What you need to do: Lay out the material as a numbered list, starting from its first line and running up to and including the line with "survival-curve-subtype5 bbox=[60, 71, 298, 331]", leaving out any blank lines. List only those lines.

Record excerpts:
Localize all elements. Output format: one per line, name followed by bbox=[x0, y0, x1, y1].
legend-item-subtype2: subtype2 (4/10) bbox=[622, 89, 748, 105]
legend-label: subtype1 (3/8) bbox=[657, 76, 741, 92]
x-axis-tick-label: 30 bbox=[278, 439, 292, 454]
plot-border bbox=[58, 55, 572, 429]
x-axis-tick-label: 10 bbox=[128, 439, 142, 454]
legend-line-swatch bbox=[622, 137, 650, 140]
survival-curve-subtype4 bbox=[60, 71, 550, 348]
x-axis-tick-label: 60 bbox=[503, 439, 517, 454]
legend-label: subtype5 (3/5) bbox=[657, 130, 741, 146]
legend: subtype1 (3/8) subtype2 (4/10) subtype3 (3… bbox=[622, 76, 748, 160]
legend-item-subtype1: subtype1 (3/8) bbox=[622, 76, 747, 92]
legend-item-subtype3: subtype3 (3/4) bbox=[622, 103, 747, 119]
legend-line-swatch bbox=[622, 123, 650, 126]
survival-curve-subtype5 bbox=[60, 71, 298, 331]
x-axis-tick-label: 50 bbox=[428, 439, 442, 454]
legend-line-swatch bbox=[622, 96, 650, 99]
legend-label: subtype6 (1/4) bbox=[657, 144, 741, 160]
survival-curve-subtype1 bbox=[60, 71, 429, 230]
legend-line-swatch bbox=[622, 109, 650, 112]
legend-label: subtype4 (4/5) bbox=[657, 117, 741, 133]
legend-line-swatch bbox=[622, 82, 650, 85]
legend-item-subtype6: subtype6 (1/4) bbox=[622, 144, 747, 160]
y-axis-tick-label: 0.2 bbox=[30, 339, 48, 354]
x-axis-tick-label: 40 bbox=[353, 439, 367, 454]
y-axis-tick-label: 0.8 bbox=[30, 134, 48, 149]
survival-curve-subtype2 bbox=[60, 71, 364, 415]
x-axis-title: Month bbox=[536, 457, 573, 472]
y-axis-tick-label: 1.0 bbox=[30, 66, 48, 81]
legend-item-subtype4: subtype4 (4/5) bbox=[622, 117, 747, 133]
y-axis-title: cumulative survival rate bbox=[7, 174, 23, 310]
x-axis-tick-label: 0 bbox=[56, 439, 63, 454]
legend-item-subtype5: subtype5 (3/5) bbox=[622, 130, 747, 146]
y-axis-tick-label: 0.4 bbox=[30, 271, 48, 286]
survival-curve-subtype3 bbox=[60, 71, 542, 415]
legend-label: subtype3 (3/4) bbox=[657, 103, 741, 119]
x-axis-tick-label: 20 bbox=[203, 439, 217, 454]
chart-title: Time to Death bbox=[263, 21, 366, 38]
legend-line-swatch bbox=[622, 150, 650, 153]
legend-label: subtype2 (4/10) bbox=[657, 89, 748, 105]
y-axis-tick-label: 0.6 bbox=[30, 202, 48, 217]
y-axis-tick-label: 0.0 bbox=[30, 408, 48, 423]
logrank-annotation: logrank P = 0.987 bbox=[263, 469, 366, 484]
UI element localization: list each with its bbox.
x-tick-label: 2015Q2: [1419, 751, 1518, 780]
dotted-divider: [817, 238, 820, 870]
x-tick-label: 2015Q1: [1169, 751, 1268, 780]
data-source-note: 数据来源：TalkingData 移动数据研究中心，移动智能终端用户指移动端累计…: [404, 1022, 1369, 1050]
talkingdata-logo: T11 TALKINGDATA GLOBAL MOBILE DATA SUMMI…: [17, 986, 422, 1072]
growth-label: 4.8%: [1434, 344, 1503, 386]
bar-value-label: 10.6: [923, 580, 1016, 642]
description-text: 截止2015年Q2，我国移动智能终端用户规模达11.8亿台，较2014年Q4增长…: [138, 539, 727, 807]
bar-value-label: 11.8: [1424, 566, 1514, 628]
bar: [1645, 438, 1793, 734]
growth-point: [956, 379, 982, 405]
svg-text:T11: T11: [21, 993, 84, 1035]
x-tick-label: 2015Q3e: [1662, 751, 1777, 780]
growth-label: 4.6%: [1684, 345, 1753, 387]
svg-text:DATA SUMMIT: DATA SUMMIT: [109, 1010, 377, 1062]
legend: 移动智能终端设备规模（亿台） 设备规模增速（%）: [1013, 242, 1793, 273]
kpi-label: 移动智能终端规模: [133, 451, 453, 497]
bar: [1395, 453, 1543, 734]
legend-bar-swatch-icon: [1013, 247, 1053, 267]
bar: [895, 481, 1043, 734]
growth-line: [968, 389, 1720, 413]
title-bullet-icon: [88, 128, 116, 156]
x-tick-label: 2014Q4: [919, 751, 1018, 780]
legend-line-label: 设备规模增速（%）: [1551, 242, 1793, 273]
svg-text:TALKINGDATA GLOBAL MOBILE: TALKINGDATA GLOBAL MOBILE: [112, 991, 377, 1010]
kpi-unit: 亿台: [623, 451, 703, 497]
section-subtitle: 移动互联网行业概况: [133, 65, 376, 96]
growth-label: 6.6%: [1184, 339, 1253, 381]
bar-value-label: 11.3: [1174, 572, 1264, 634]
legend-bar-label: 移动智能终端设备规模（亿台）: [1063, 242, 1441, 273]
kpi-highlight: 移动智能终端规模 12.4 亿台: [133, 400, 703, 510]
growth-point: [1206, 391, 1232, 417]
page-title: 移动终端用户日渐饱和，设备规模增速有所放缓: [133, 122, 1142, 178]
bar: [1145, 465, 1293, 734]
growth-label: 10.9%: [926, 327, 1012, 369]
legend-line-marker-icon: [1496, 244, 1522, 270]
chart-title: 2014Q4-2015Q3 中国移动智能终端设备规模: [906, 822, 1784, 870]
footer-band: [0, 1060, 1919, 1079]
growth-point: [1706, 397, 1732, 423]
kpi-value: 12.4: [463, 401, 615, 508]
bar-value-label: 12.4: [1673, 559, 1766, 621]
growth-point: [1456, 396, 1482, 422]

Worked answer:
1. Localize all elements. Output format: one per line, name followed by bbox=[x0, y0, x1, y1].
2. legend-item-subtype2: subtype2 (4/10) bbox=[622, 89, 748, 105]
3. legend-label: subtype1 (3/8) bbox=[657, 76, 741, 92]
4. x-axis-tick-label: 30 bbox=[278, 439, 292, 454]
5. plot-border bbox=[58, 55, 572, 429]
6. x-axis-tick-label: 10 bbox=[128, 439, 142, 454]
7. legend-line-swatch bbox=[622, 137, 650, 140]
8. survival-curve-subtype4 bbox=[60, 71, 550, 348]
9. x-axis-tick-label: 60 bbox=[503, 439, 517, 454]
10. legend-label: subtype5 (3/5) bbox=[657, 130, 741, 146]
11. legend: subtype1 (3/8) subtype2 (4/10) subtype3 (3… bbox=[622, 76, 748, 160]
12. legend-item-subtype1: subtype1 (3/8) bbox=[622, 76, 747, 92]
13. legend-item-subtype3: subtype3 (3/4) bbox=[622, 103, 747, 119]
14. legend-line-swatch bbox=[622, 123, 650, 126]
15. survival-curve-subtype5 bbox=[60, 71, 298, 331]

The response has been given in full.